#### Work required:
Reproduce the data in its entirety, exactly as supplied.
╭─ Data to use
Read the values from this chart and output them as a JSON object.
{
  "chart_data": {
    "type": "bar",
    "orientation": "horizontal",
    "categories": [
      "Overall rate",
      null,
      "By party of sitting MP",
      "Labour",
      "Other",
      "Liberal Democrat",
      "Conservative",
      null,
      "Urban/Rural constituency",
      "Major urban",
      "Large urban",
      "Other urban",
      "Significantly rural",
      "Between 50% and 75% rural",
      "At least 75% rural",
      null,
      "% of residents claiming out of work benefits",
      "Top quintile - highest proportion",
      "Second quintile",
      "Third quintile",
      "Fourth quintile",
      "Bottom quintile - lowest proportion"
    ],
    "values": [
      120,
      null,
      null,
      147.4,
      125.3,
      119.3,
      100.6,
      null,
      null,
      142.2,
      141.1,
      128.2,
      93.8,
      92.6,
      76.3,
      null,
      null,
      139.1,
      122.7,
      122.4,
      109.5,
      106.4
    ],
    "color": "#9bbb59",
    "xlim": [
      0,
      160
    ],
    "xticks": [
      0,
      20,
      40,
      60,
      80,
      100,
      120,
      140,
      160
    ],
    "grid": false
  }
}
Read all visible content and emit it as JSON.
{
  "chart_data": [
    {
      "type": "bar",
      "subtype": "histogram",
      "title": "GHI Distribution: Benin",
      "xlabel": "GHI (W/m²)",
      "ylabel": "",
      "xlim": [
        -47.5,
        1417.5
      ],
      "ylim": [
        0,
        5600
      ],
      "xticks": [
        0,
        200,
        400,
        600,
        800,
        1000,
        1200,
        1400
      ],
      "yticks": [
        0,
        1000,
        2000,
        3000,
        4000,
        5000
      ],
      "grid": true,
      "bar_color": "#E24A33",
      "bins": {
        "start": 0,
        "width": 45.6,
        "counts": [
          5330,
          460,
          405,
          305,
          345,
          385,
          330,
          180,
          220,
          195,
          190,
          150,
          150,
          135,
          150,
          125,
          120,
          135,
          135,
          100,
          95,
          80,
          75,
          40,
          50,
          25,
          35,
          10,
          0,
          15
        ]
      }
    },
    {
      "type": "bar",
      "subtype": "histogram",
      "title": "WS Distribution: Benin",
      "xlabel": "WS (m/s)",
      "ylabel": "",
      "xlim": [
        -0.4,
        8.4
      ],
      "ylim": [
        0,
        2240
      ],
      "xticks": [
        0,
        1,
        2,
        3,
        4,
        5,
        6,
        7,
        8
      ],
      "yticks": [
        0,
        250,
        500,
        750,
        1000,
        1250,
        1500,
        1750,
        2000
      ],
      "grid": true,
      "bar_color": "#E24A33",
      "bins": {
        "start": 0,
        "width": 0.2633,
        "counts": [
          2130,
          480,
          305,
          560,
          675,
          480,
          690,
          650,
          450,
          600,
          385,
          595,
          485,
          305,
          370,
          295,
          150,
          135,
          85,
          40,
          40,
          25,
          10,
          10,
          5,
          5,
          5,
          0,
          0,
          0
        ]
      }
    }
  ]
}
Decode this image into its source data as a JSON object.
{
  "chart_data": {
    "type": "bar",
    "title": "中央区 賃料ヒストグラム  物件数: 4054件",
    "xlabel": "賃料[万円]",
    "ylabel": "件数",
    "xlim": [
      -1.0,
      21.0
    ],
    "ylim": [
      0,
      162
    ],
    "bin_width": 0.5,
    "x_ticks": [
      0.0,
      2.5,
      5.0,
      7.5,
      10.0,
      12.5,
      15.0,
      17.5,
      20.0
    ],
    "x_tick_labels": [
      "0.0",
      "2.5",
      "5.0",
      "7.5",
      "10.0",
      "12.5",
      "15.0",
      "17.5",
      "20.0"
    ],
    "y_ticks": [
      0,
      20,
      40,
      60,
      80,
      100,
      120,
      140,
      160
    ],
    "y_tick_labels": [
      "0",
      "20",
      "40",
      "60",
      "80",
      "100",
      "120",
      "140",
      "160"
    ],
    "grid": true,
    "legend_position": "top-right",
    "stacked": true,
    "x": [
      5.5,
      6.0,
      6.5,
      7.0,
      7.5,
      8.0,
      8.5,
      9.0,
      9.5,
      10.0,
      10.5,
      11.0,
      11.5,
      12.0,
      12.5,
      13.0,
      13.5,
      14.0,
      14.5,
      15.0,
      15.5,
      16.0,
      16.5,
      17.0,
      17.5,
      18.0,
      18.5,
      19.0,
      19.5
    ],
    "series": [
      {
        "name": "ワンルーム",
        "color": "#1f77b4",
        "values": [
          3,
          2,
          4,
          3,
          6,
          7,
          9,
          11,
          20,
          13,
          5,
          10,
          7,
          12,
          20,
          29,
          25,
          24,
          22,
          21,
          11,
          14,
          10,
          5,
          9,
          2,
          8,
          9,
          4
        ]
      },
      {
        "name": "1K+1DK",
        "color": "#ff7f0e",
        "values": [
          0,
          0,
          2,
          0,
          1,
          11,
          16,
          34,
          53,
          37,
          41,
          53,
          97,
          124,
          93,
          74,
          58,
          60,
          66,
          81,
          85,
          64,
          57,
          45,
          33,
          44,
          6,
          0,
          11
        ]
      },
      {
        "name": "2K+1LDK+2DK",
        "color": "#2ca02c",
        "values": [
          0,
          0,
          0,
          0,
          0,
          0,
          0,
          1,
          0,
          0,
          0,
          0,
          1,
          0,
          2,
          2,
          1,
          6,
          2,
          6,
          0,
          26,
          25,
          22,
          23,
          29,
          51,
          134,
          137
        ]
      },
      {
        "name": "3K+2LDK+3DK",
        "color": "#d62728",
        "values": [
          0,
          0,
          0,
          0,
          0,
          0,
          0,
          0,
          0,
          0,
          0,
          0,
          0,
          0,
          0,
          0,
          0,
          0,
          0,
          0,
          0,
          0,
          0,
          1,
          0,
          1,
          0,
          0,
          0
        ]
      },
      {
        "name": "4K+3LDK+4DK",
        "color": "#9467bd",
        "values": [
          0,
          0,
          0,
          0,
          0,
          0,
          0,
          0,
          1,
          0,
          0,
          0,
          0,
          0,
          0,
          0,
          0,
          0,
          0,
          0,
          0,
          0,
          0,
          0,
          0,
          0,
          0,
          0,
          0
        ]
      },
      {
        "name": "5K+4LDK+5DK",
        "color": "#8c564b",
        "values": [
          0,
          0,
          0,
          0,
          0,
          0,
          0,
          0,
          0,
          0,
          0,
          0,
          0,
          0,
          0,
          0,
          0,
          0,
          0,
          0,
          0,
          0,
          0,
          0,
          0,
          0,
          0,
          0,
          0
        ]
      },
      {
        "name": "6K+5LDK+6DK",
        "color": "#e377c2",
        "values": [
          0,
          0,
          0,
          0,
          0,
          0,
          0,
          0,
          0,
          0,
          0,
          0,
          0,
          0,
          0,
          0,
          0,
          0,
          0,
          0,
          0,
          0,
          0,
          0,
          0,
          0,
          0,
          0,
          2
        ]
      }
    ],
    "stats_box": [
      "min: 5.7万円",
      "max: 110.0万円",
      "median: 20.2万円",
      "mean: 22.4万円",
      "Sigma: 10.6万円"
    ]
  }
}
╰─
#### Written reply:
Read the values from this chart and output them as a JSON object.
{
  "chart_data": {
    "type": "bar",
    "orientation": "horizontal",
    "categories": [
      "Overall rate",
      null,
      "By party of sitting MP",
      "Labour",
      "Other",
      "Liberal Democrat",
      "Conservative",
      null,
      "Urban/Rural constituency",
      "Major urban",
      "Large urban",
      "Other urban",
      "Significantly rural",
      "Between 50% and 75% rural",
      "At least 75% rural",
      null,
      "% of residents claiming out of work benefits",
      "Top quintile - highest proportion",
      "Second quintile",
      "Third quintile",
      "Fourth quintile",
      "Bottom quintile - lowest proportion"
    ],
    "values": [
      120,
      null,
      null,
      147.4,
      125.3,
      119.3,
      100.6,
      null,
      null,
      142.2,
      141.1,
      128.2,
      93.8,
      92.6,
      76.3,
      null,
      null,
      139.1,
      122.7,
      122.4,
      109.5,
      106.4
    ],
    "color": "#9bbb59",
    "xlim": [
      0,
      160
    ],
    "xticks": [
      0,
      20,
      40,
      60,
      80,
      100,
      120,
      140,
      160
    ],
    "grid": false
  }
}
Read all visible content and emit it as JSON.
{
  "chart_data": [
    {
      "type": "bar",
      "subtype": "histogram",
      "title": "GHI Distribution: Benin",
      "xlabel": "GHI (W/m²)",
      "ylabel": "",
      "xlim": [
        -47.5,
        1417.5
      ],
      "ylim": [
        0,
        5600
      ],
      "xticks": [
        0,
        200,
        400,
        600,
        800,
        1000,
        1200,
        1400
      ],
      "yticks": [
        0,
        1000,
        2000,
        3000,
        4000,
        5000
      ],
      "grid": true,
      "bar_color": "#E24A33",
      "bins": {
        "start": 0,
        "width": 45.6,
        "counts": [
          5330,
          460,
          405,
          305,
          345,
          385,
          330,
          180,
          220,
          195,
          190,
          150,
          150,
          135,
          150,
          125,
          120,
          135,
          135,
          100,
          95,
          80,
          75,
          40,
          50,
          25,
          35,
          10,
          0,
          15
        ]
      }
    },
    {
      "type": "bar",
      "subtype": "histogram",
      "title": "WS Distribution: Benin",
      "xlabel": "WS (m/s)",
      "ylabel": "",
      "xlim": [
        -0.4,
        8.4
      ],
      "ylim": [
        0,
        2240
      ],
      "xticks": [
        0,
        1,
        2,
        3,
        4,
        5,
        6,
        7,
        8
      ],
      "yticks": [
        0,
        250,
        500,
        750,
        1000,
        1250,
        1500,
        1750,
        2000
      ],
      "grid": true,
      "bar_color": "#E24A33",
      "bins": {
        "start": 0,
        "width": 0.2633,
        "counts": [
          2130,
          480,
          305,
          560,
          675,
          480,
          690,
          650,
          450,
          600,
          385,
          595,
          485,
          305,
          370,
          295,
          150,
          135,
          85,
          40,
          40,
          25,
          10,
          10,
          5,
          5,
          5,
          0,
          0,
          0
        ]
      }
    }
  ]
}
Decode this image into its source data as a JSON object.
{
  "chart_data": {
    "type": "bar",
    "title": "中央区 賃料ヒストグラム  物件数: 4054件",
    "xlabel": "賃料[万円]",
    "ylabel": "件数",
    "xlim": [
      -1.0,
      21.0
    ],
    "ylim": [
      0,
      162
    ],
    "bin_width": 0.5,
    "x_ticks": [
      0.0,
      2.5,
      5.0,
      7.5,
      10.0,
      12.5,
      15.0,
      17.5,
      20.0
    ],
    "x_tick_labels": [
      "0.0",
      "2.5",
      "5.0",
      "7.5",
      "10.0",
      "12.5",
      "15.0",
      "17.5",
      "20.0"
    ],
    "y_ticks": [
      0,
      20,
      40,
      60,
      80,
      100,
      120,
      140,
      160
    ],
    "y_tick_labels": [
      "0",
      "20",
      "40",
      "60",
      "80",
      "100",
      "120",
      "140",
      "160"
    ],
    "grid": true,
    "legend_position": "top-right",
    "stacked": true,
    "x": [
      5.5,
      6.0,
      6.5,
      7.0,
      7.5,
      8.0,
      8.5,
      9.0,
      9.5,
      10.0,
      10.5,
      11.0,
      11.5,
      12.0,
      12.5,
      13.0,
      13.5,
      14.0,
      14.5,
      15.0,
      15.5,
      16.0,
      16.5,
      17.0,
      17.5,
      18.0,
      18.5,
      19.0,
      19.5
    ],
    "series": [
      {
        "name": "ワンルーム",
        "color": "#1f77b4",
        "values": [
          3,
          2,
          4,
          3,
          6,
          7,
          9,
          11,
          20,
          13,
          5,
          10,
          7,
          12,
          20,
          29,
          25,
          24,
          22,
          21,
          11,
          14,
          10,
          5,
          9,
          2,
          8,
          9,
          4
        ]
      },
      {
        "name": "1K+1DK",
        "color": "#ff7f0e",
        "values": [
          0,
          0,
          2,
          0,
          1,
          11,
          16,
          34,
          53,
          37,
          41,
          53,
          97,
          124,
          93,
          74,
          58,
          60,
          66,
          81,
          85,
          64,
          57,
          45,
          33,
          44,
          6,
          0,
          11
        ]
      },
      {
        "name": "2K+1LDK+2DK",
        "color": "#2ca02c",
        "values": [
          0,
          0,
          0,
          0,
          0,
          0,
          0,
          1,
          0,
          0,
          0,
          0,
          1,
          0,
          2,
          2,
          1,
          6,
          2,
          6,
          0,
          26,
          25,
          22,
          23,
          29,
          51,
          134,
          137
        ]
      },
      {
        "name": "3K+2LDK+3DK",
        "color": "#d62728",
        "values": [
          0,
          0,
          0,
          0,
          0,
          0,
          0,
          0,
          0,
          0,
          0,
          0,
          0,
          0,
          0,
          0,
          0,
          0,
          0,
          0,
          0,
          0,
          0,
          1,
          0,
          1,
          0,
          0,
          0
        ]
      },
      {
        "name": "4K+3LDK+4DK",
        "color": "#9467bd",
        "values": [
          0,
          0,
          0,
          0,
          0,
          0,
          0,
          0,
          1,
          0,
          0,
          0,
          0,
          0,
          0,
          0,
          0,
          0,
          0,
          0,
          0,
          0,
          0,
          0,
          0,
          0,
          0,
          0,
          0
        ]
      },
      {
        "name": "5K+4LDK+5DK",
        "color": "#8c564b",
        "values": [
          0,
          0,
          0,
          0,
          0,
          0,
          0,
          0,
          0,
          0,
          0,
          0,
          0,
          0,
          0,
          0,
          0,
          0,
          0,
          0,
          0,
          0,
          0,
          0,
          0,
          0,
          0,
          0,
          0
        ]
      },
      {
        "name": "6K+5LDK+6DK",
        "color": "#e377c2",
        "values": [
          0,
          0,
          0,
          0,
          0,
          0,
          0,
          0,
          0,
          0,
          0,
          0,
          0,
          0,
          0,
          0,
          0,
          0,
          0,
          0,
          0,
          0,
          0,
          0,
          0,
          0,
          0,
          0,
          2
        ]
      }
    ],
    "stats_box": [
      "min: 5.7万円",
      "max: 110.0万円",
      "median: 20.2万円",
      "mean: 22.4万円",
      "Sigma: 10.6万円"
    ]
  }
}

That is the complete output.